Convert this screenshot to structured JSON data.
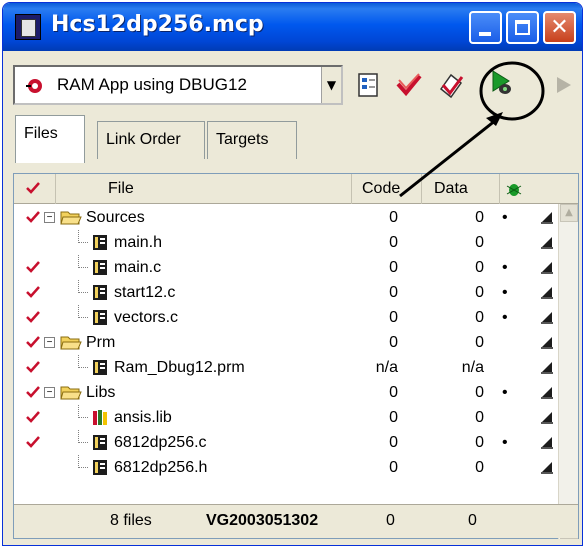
{
  "window": {
    "title": "Hcs12dp256.mcp",
    "controls": {
      "close_glyph": "✕"
    }
  },
  "toolbar": {
    "target_combo": {
      "selected": "RAM App using DBUG12"
    },
    "icons": [
      "target-settings-icon",
      "make-icon",
      "debug-icon",
      "run-icon",
      "arrow-right-icon"
    ]
  },
  "tabs": [
    {
      "label": "Files",
      "active": true
    },
    {
      "label": "Link Order",
      "active": false
    },
    {
      "label": "Targets",
      "active": false
    }
  ],
  "columns": {
    "file": "File",
    "code": "Code",
    "data": "Data"
  },
  "rows": [
    {
      "name": "Sources",
      "type": "folder",
      "checked": true,
      "code": "0",
      "data": "0",
      "dot": "•"
    },
    {
      "name": "main.h",
      "type": "file",
      "checked": false,
      "code": "0",
      "data": "0",
      "dot": ""
    },
    {
      "name": "main.c",
      "type": "file",
      "checked": true,
      "code": "0",
      "data": "0",
      "dot": "•"
    },
    {
      "name": "start12.c",
      "type": "file",
      "checked": true,
      "code": "0",
      "data": "0",
      "dot": "•"
    },
    {
      "name": "vectors.c",
      "type": "file",
      "checked": true,
      "code": "0",
      "data": "0",
      "dot": "•"
    },
    {
      "name": "Prm",
      "type": "folder",
      "checked": true,
      "code": "0",
      "data": "0",
      "dot": ""
    },
    {
      "name": "Ram_Dbug12.prm",
      "type": "file",
      "checked": true,
      "code": "n/a",
      "data": "n/a",
      "dot": ""
    },
    {
      "name": "Libs",
      "type": "folder",
      "checked": true,
      "code": "0",
      "data": "0",
      "dot": "•"
    },
    {
      "name": "ansis.lib",
      "type": "lib",
      "checked": true,
      "code": "0",
      "data": "0",
      "dot": ""
    },
    {
      "name": "6812dp256.c",
      "type": "file",
      "checked": true,
      "code": "0",
      "data": "0",
      "dot": "•"
    },
    {
      "name": "6812dp256.h",
      "type": "file",
      "checked": false,
      "code": "0",
      "data": "0",
      "dot": ""
    }
  ],
  "status": {
    "files": "8 files",
    "version": "VG2003051302",
    "code_total": "0",
    "data_total": "0"
  },
  "colors": {
    "titlebar": "#0058ee",
    "window_face": "#ece9d8",
    "check_red": "#c8102e",
    "folder_yellow": "#f2d15c"
  }
}
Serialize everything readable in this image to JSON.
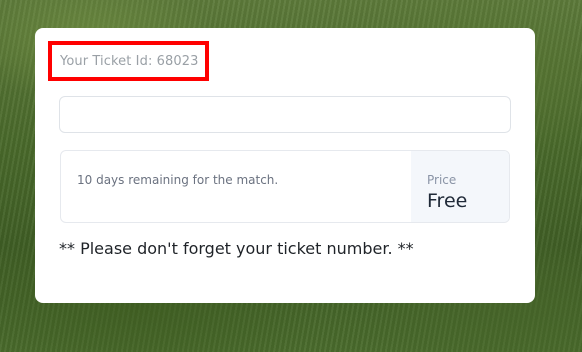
{
  "ticket": {
    "id_text": "Your Ticket Id: 68023"
  },
  "input": {
    "value": "",
    "placeholder": ""
  },
  "match": {
    "remaining_text": "10 days remaining for the match.",
    "price_label": "Price",
    "price_value": "Free"
  },
  "notice": {
    "text": "** Please don't forget your ticket number. **"
  },
  "colors": {
    "highlight_border": "#ff0000",
    "card_background": "#ffffff",
    "price_panel_background": "#f4f7fb"
  }
}
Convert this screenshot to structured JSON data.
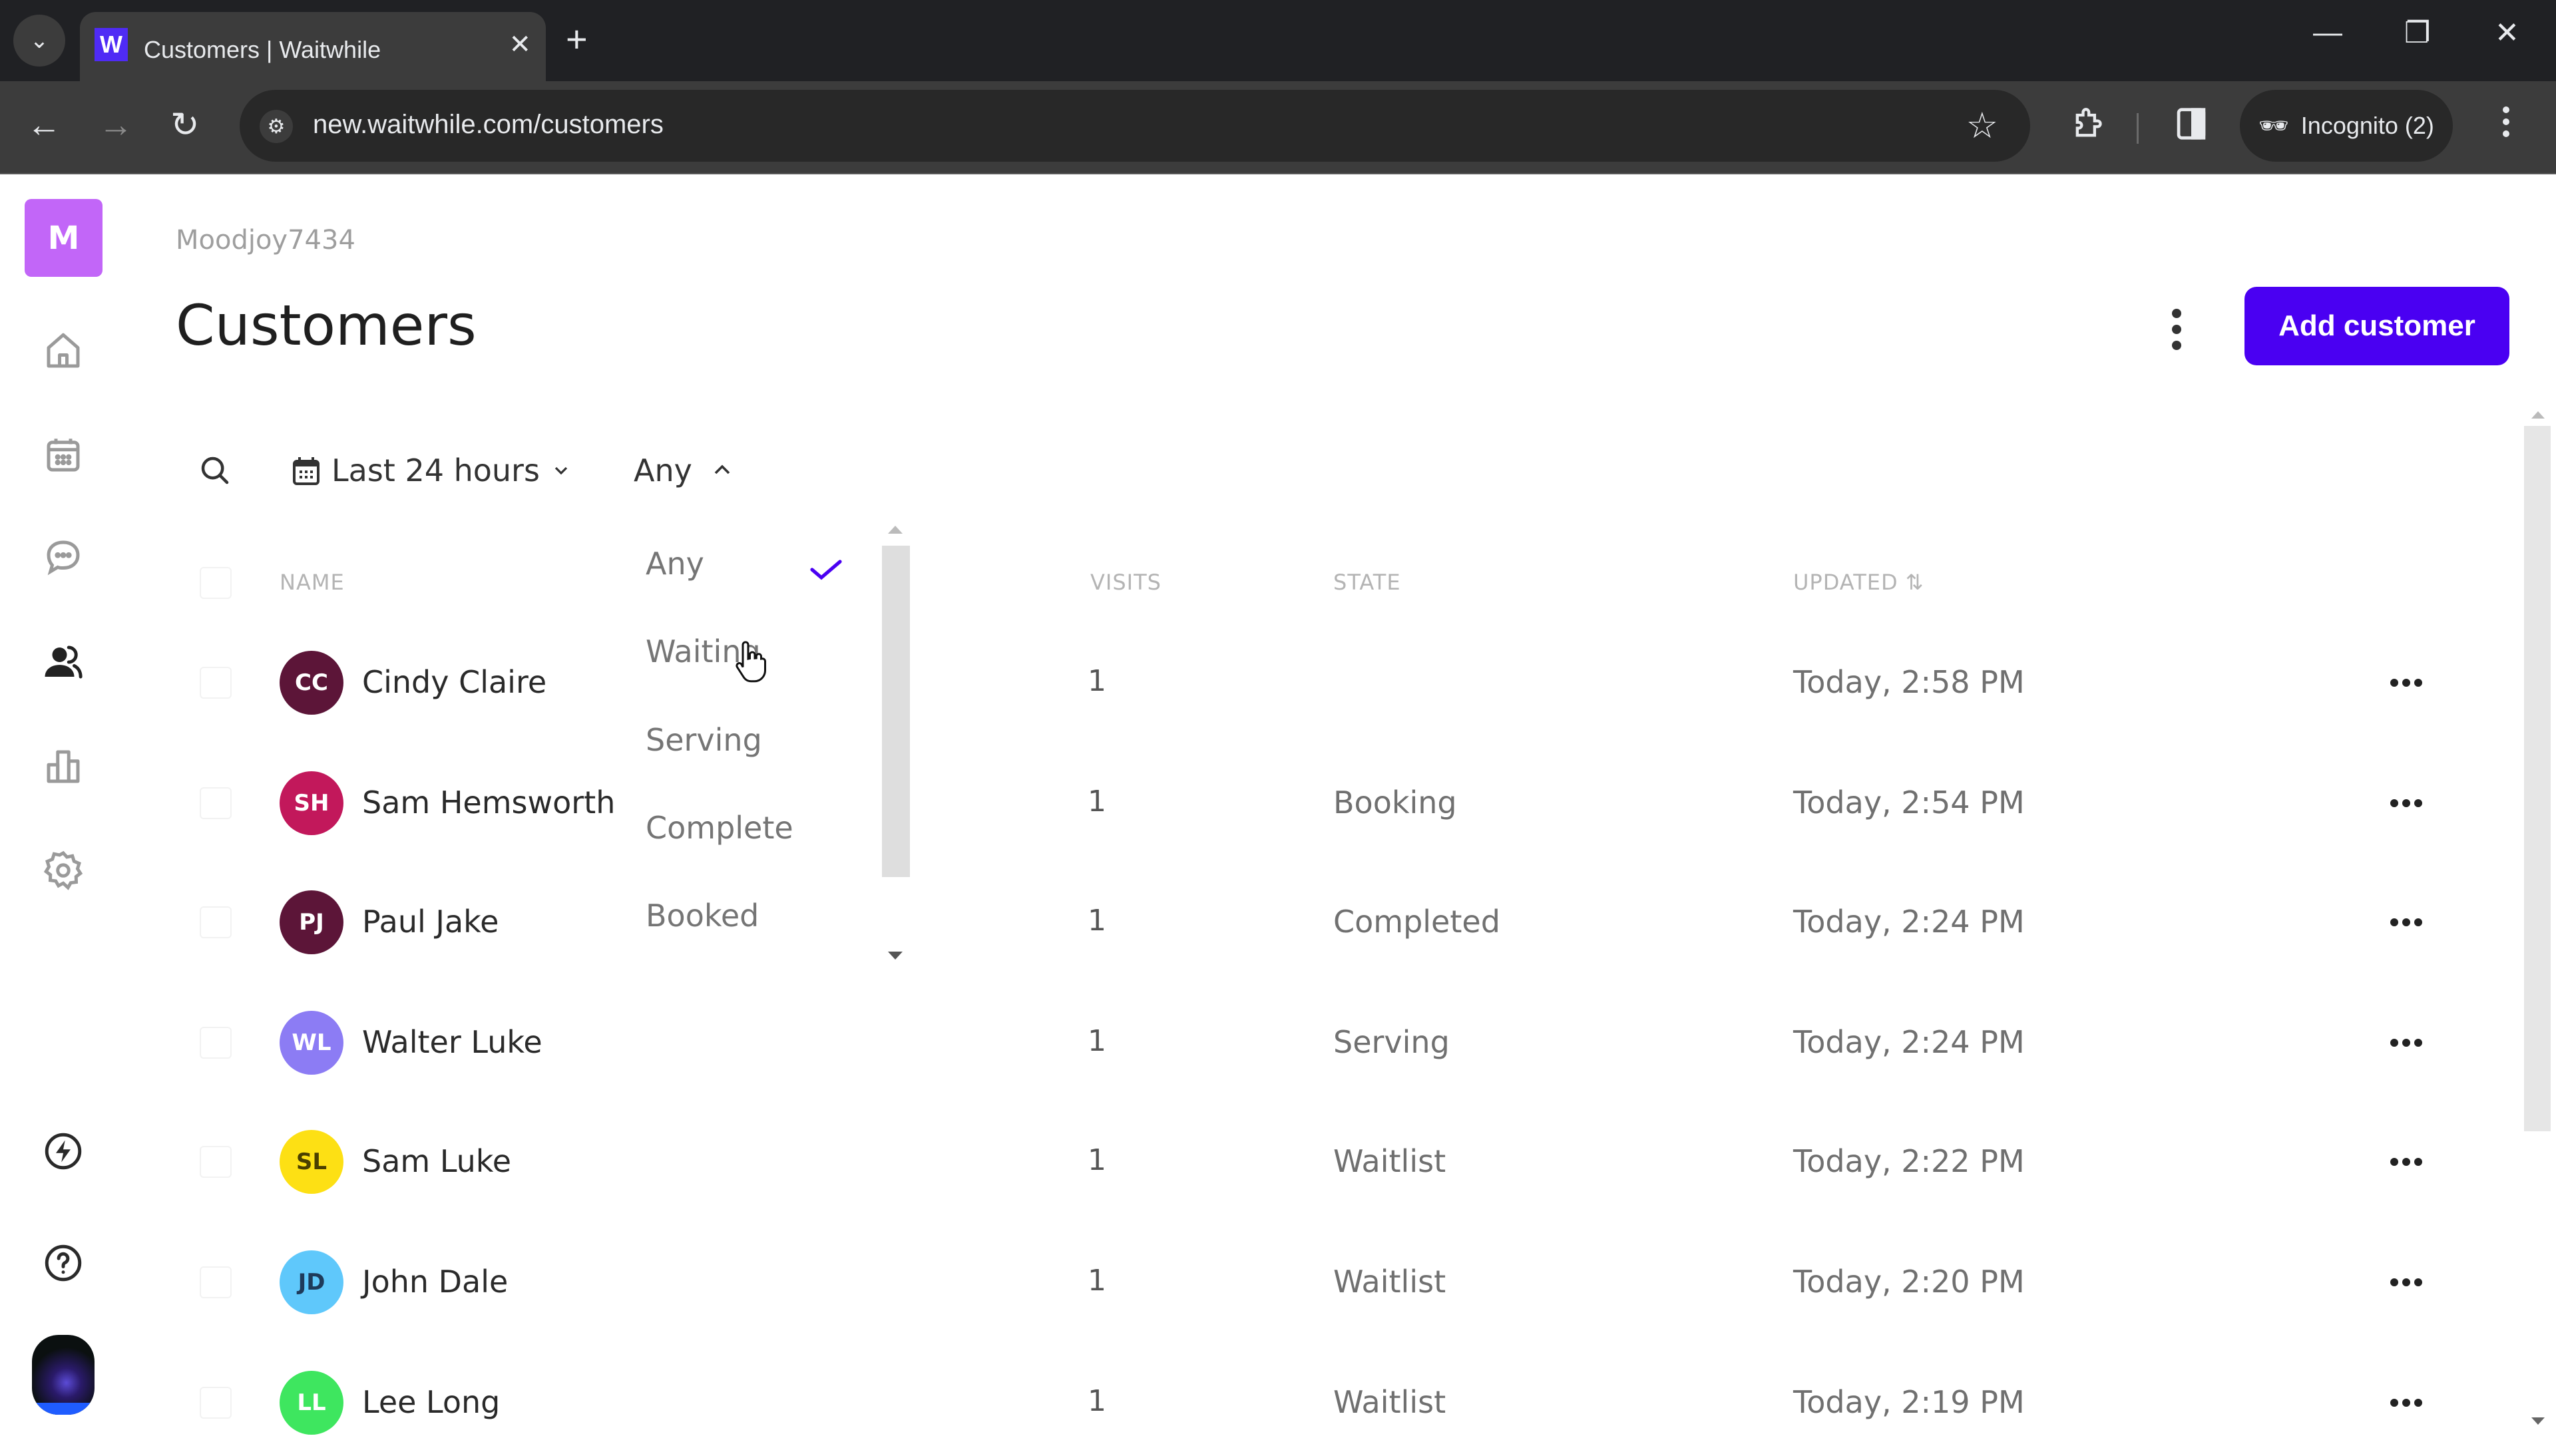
{
  "browser": {
    "tab_title": "Customers | Waitwhile",
    "favicon_letter": "W",
    "new_tab_symbol": "+",
    "tab_close_symbol": "✕",
    "url": "new.waitwhile.com/customers",
    "incognito_label": "Incognito (2)",
    "window_controls": {
      "minimize": "—",
      "restore": "❐",
      "close": "✕"
    }
  },
  "app": {
    "brand_letter": "M",
    "accent_color": "#4a00f2",
    "brand_color": "#c266f8",
    "sidebar": {
      "items": [
        {
          "name": "home",
          "icon": "home-icon",
          "active": false
        },
        {
          "name": "calendar",
          "icon": "calendar-icon",
          "active": false
        },
        {
          "name": "messages",
          "icon": "chat-icon",
          "active": false
        },
        {
          "name": "customers",
          "icon": "customers-icon",
          "active": true
        },
        {
          "name": "analytics",
          "icon": "bar-chart-icon",
          "active": false
        },
        {
          "name": "settings",
          "icon": "gear-icon",
          "active": false
        }
      ],
      "bottom": [
        {
          "name": "whats-new",
          "icon": "lightning-icon"
        },
        {
          "name": "help",
          "icon": "help-icon"
        },
        {
          "name": "profile",
          "icon": "profile-avatar"
        }
      ]
    }
  },
  "header": {
    "breadcrumb": "Moodjoy7434",
    "title": "Customers",
    "add_button": "Add customer"
  },
  "filters": {
    "date_range": "Last 24 hours",
    "state": "Any"
  },
  "state_dropdown": {
    "options": [
      "Any",
      "Waiting",
      "Serving",
      "Complete",
      "Booked"
    ],
    "selected": "Any",
    "hovered": "Waiting"
  },
  "table": {
    "columns": {
      "name": "NAME",
      "visits": "VISITS",
      "state": "STATE",
      "updated": "UPDATED",
      "sort_icon": "⇅"
    },
    "rows": [
      {
        "initials": "CC",
        "name": "Cindy Claire",
        "avatar_color": "#5c1538",
        "initials_color": "#ffffff",
        "visits": "1",
        "state": "",
        "updated": "Today, 2:58 PM"
      },
      {
        "initials": "SH",
        "name": "Sam Hemsworth",
        "avatar_color": "#c2185b",
        "initials_color": "#ffffff",
        "visits": "1",
        "state": "Booking",
        "updated": "Today, 2:54 PM"
      },
      {
        "initials": "PJ",
        "name": "Paul Jake",
        "avatar_color": "#5c1538",
        "initials_color": "#ffffff",
        "visits": "1",
        "state": "Completed",
        "updated": "Today, 2:24 PM"
      },
      {
        "initials": "WL",
        "name": "Walter Luke",
        "avatar_color": "#8c7cf4",
        "initials_color": "#ffffff",
        "visits": "1",
        "state": "Serving",
        "updated": "Today, 2:24 PM"
      },
      {
        "initials": "SL",
        "name": "Sam Luke",
        "avatar_color": "#fde014",
        "initials_color": "#4a3f00",
        "visits": "1",
        "state": "Waitlist",
        "updated": "Today, 2:22 PM"
      },
      {
        "initials": "JD",
        "name": "John Dale",
        "avatar_color": "#5fc8fb",
        "initials_color": "#1e3a5a",
        "visits": "1",
        "state": "Waitlist",
        "updated": "Today, 2:20 PM"
      },
      {
        "initials": "LL",
        "name": "Lee Long",
        "avatar_color": "#3ee65f",
        "initials_color": "#ffffff",
        "visits": "1",
        "state": "Waitlist",
        "updated": "Today, 2:19 PM"
      }
    ]
  }
}
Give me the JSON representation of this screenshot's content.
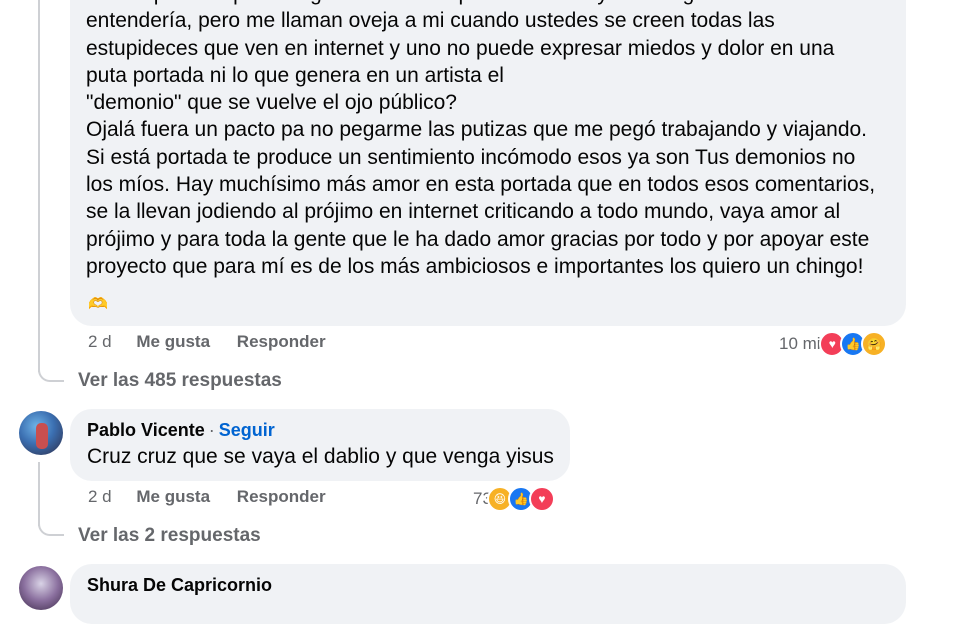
{
  "comment1": {
    "text": "Sabía que esta portada generaría una opinión dividida y mucha gente no lo\nentendería, pero me llaman oveja a mi cuando ustedes se creen todas las\nestupideces que ven en internet y uno no puede expresar miedos y dolor en una\nputa portada ni lo que genera en un artista el\n\"demonio\" que se vuelve el ojo público?\nOjalá fuera un pacto pa no pegarme las putizas que me pegó trabajando y viajando.\nSi está portada te produce un sentimiento incómodo esos ya son Tus demonios no\nlos míos. Hay muchísimo más amor en esta portada que en todos esos comentarios,\nse la llevan jodiendo al prójimo en internet criticando a todo mundo, vaya amor al\nprójimo y para toda la gente que le ha dado amor gracias por todo y por apoyar este\nproyecto que para mí es de los más ambiciosos e importantes los quiero un chingo!",
    "emoji": "🫶",
    "time": "2 d",
    "like_label": "Me gusta",
    "reply_label": "Responder",
    "reaction_count": "10 mil",
    "reactions": [
      "love-icon",
      "like-icon",
      "care-icon"
    ],
    "replies_link": "Ver las 485 respuestas"
  },
  "comment2": {
    "author": "Pablo Vicente",
    "follow_label": "Seguir",
    "separator": "·",
    "text": "Cruz cruz que se vaya el dablio y que venga yisus",
    "time": "2 d",
    "like_label": "Me gusta",
    "reply_label": "Responder",
    "reaction_count": "73",
    "reactions": [
      "haha-icon",
      "like-icon",
      "love-icon"
    ],
    "replies_link": "Ver las 2 respuestas"
  },
  "comment3": {
    "author": "Shura De Capricornio"
  },
  "colors": {
    "bubble": "#f0f2f5",
    "meta": "#65676b",
    "link": "#0064d1",
    "love": "#f33e58",
    "like": "#1877f2",
    "care": "#f7b125"
  }
}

══════════════════════════════

Each line that holds the word "selected" should be extracted from the records.

      "selected": "RAM App using DBUG12"
    "selected": "Any",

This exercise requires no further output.